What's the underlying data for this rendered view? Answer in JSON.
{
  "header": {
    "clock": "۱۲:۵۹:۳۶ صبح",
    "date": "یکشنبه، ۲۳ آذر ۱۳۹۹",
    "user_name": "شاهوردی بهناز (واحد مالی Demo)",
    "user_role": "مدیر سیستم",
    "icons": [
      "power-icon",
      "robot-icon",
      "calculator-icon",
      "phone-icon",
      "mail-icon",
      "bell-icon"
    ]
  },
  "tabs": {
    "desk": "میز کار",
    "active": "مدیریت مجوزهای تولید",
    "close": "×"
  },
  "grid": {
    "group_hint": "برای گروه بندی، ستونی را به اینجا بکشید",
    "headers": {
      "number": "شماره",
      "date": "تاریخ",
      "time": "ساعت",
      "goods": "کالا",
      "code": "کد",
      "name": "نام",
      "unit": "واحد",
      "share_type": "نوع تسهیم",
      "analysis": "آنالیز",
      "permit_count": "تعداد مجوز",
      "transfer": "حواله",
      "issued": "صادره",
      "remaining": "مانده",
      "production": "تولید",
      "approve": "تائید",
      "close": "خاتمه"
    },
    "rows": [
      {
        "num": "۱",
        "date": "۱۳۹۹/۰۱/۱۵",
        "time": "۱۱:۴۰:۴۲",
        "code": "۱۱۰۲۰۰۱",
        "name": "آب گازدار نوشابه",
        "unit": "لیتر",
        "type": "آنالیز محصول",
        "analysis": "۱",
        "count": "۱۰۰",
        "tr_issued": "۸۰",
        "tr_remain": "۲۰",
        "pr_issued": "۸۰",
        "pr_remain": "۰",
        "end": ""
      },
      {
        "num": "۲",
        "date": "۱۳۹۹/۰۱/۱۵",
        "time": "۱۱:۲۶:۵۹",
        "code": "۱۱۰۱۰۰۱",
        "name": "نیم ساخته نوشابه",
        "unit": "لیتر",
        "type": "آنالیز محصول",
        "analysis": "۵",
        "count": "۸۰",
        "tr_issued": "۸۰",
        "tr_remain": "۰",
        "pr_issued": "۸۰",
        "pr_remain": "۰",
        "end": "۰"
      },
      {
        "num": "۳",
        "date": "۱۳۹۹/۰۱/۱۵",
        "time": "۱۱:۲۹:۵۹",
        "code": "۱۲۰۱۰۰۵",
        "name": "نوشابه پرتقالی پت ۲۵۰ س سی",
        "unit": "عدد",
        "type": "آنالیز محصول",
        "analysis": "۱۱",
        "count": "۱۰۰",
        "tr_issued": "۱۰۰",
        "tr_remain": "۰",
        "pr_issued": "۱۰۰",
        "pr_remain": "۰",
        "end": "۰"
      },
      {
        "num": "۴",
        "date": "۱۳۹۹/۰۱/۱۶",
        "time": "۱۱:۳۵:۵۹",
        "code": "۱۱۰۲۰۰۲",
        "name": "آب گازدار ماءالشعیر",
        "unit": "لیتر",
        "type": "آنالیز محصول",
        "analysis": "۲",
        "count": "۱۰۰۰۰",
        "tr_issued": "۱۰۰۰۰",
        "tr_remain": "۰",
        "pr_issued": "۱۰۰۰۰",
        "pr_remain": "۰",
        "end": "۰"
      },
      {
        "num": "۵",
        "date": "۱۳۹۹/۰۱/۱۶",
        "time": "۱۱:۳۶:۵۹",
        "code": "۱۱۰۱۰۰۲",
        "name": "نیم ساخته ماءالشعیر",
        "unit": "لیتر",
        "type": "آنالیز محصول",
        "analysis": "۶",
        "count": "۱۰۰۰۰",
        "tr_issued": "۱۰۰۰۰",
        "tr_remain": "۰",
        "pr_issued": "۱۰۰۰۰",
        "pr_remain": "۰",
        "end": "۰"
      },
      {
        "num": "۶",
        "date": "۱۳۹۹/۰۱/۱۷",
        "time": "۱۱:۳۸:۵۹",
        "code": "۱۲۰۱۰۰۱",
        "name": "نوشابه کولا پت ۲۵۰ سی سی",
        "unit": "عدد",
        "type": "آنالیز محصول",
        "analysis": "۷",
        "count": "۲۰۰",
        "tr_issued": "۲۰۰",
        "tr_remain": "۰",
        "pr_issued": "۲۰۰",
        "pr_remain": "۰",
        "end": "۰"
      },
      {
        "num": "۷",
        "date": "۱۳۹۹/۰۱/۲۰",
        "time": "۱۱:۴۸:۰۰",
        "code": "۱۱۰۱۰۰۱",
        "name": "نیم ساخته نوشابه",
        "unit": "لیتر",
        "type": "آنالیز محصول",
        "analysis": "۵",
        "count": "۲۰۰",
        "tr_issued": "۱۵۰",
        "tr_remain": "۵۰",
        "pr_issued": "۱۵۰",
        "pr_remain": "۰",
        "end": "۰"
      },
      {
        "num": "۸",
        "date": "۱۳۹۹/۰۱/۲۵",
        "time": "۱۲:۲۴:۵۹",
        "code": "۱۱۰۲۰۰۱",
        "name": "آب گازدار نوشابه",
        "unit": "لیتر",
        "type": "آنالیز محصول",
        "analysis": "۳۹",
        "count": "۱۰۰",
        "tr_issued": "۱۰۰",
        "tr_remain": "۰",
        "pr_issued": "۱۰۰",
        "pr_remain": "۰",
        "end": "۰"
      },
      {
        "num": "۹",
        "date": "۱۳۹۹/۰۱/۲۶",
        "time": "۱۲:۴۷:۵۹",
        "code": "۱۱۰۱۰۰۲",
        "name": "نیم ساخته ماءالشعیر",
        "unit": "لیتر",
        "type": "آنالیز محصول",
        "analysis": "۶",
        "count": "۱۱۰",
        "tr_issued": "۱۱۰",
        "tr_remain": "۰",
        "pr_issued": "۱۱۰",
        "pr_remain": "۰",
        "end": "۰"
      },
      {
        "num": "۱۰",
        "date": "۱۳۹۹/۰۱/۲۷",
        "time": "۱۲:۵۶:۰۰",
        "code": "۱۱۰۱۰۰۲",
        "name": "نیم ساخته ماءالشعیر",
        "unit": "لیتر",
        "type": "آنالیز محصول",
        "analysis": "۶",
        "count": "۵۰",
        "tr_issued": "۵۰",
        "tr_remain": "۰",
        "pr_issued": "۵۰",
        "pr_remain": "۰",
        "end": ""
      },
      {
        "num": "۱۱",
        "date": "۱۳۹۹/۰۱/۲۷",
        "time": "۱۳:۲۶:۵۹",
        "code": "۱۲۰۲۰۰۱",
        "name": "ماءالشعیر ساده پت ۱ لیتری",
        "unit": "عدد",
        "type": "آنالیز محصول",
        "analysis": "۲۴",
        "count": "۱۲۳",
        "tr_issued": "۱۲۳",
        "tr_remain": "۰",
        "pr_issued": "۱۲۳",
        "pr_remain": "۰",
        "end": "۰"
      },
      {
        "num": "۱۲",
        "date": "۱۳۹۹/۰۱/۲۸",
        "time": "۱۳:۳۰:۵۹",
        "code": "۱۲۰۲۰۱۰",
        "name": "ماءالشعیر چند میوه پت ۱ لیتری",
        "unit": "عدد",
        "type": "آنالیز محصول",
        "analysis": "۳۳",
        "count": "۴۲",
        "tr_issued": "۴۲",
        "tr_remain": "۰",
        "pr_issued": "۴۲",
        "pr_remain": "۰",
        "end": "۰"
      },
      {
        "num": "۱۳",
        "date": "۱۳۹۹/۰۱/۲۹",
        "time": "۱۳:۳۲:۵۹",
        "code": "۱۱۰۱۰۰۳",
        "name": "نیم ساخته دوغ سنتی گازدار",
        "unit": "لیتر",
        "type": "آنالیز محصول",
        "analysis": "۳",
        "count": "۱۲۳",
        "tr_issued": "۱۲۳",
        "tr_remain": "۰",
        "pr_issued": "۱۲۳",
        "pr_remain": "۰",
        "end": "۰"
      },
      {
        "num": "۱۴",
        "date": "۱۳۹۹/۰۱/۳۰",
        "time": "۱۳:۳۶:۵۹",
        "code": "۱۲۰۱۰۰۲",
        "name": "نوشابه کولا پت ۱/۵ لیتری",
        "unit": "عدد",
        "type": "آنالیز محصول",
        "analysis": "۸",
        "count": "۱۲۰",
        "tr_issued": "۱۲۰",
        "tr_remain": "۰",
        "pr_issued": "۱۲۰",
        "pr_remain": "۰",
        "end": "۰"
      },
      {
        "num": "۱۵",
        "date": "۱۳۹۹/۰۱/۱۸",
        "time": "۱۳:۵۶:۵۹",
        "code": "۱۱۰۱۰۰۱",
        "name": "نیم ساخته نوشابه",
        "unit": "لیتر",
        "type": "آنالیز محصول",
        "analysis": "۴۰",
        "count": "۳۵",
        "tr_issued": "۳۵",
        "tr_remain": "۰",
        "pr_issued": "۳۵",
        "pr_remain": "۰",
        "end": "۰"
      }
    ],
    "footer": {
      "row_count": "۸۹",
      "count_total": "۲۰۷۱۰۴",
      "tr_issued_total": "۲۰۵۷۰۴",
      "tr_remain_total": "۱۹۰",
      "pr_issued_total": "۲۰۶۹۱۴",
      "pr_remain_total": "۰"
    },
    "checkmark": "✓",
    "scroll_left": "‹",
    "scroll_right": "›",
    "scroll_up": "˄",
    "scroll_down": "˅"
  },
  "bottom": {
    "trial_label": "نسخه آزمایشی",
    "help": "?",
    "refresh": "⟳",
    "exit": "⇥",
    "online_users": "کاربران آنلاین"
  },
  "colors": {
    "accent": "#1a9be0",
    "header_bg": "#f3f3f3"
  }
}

■ ■ ■

» EXERCISE INSTRUCTIONS: In the entries above, some lines may contain the string "لیتری"; report how many, without additional comment.

» CORRECT ANSWER: 3